**TASK**
Extract the listing in its entirety, keeping each line identical to the original.

Stored entries:
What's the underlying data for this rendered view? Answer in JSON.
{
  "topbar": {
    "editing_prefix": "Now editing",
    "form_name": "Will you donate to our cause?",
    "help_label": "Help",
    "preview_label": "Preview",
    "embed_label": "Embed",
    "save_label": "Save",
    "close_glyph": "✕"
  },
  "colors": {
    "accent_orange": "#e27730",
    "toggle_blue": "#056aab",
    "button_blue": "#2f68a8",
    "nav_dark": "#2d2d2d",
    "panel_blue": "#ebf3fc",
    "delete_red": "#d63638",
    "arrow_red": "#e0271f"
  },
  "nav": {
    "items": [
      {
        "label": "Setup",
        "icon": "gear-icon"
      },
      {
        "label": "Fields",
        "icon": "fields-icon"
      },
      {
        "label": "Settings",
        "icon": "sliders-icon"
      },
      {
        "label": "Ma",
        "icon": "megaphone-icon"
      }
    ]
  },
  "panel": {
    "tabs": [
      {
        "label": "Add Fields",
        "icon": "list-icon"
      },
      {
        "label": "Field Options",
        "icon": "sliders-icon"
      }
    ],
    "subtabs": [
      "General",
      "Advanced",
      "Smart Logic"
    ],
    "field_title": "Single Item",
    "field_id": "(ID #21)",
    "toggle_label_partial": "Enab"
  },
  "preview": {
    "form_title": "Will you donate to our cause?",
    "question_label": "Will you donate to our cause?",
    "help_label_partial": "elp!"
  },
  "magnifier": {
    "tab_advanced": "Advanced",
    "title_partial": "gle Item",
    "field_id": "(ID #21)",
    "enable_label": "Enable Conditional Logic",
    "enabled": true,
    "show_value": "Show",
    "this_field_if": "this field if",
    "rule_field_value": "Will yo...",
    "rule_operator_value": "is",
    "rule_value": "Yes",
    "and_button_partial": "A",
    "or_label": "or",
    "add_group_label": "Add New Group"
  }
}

**FINAL RESULT**
What's the underlying data for this rendered view? Answer in JSON.
{
  "topbar": {
    "editing_prefix": "Now editing",
    "form_name": "Will you donate to our cause?",
    "help_label": "Help",
    "preview_label": "Preview",
    "embed_label": "Embed",
    "save_label": "Save",
    "close_glyph": "✕"
  },
  "colors": {
    "accent_orange": "#e27730",
    "toggle_blue": "#056aab",
    "button_blue": "#2f68a8",
    "nav_dark": "#2d2d2d",
    "panel_blue": "#ebf3fc",
    "delete_red": "#d63638",
    "arrow_red": "#e0271f"
  },
  "nav": {
    "items": [
      {
        "label": "Setup",
        "icon": "gear-icon"
      },
      {
        "label": "Fields",
        "icon": "fields-icon"
      },
      {
        "label": "Settings",
        "icon": "sliders-icon"
      },
      {
        "label": "Ma",
        "icon": "megaphone-icon"
      }
    ]
  },
  "panel": {
    "tabs": [
      {
        "label": "Add Fields",
        "icon": "list-icon"
      },
      {
        "label": "Field Options",
        "icon": "sliders-icon"
      }
    ],
    "subtabs": [
      "General",
      "Advanced",
      "Smart Logic"
    ],
    "field_title": "Single Item",
    "field_id": "(ID #21)",
    "toggle_label_partial": "Enab"
  },
  "preview": {
    "form_title": "Will you donate to our cause?",
    "question_label": "Will you donate to our cause?",
    "help_label_partial": "elp!"
  },
  "magnifier": {
    "tab_advanced": "Advanced",
    "title_partial": "gle Item",
    "field_id": "(ID #21)",
    "enable_label": "Enable Conditional Logic",
    "enabled": true,
    "show_value": "Show",
    "this_field_if": "this field if",
    "rule_field_value": "Will yo...",
    "rule_operator_value": "is",
    "rule_value": "Yes",
    "and_button_partial": "A",
    "or_label": "or",
    "add_group_label": "Add New Group"
  }
}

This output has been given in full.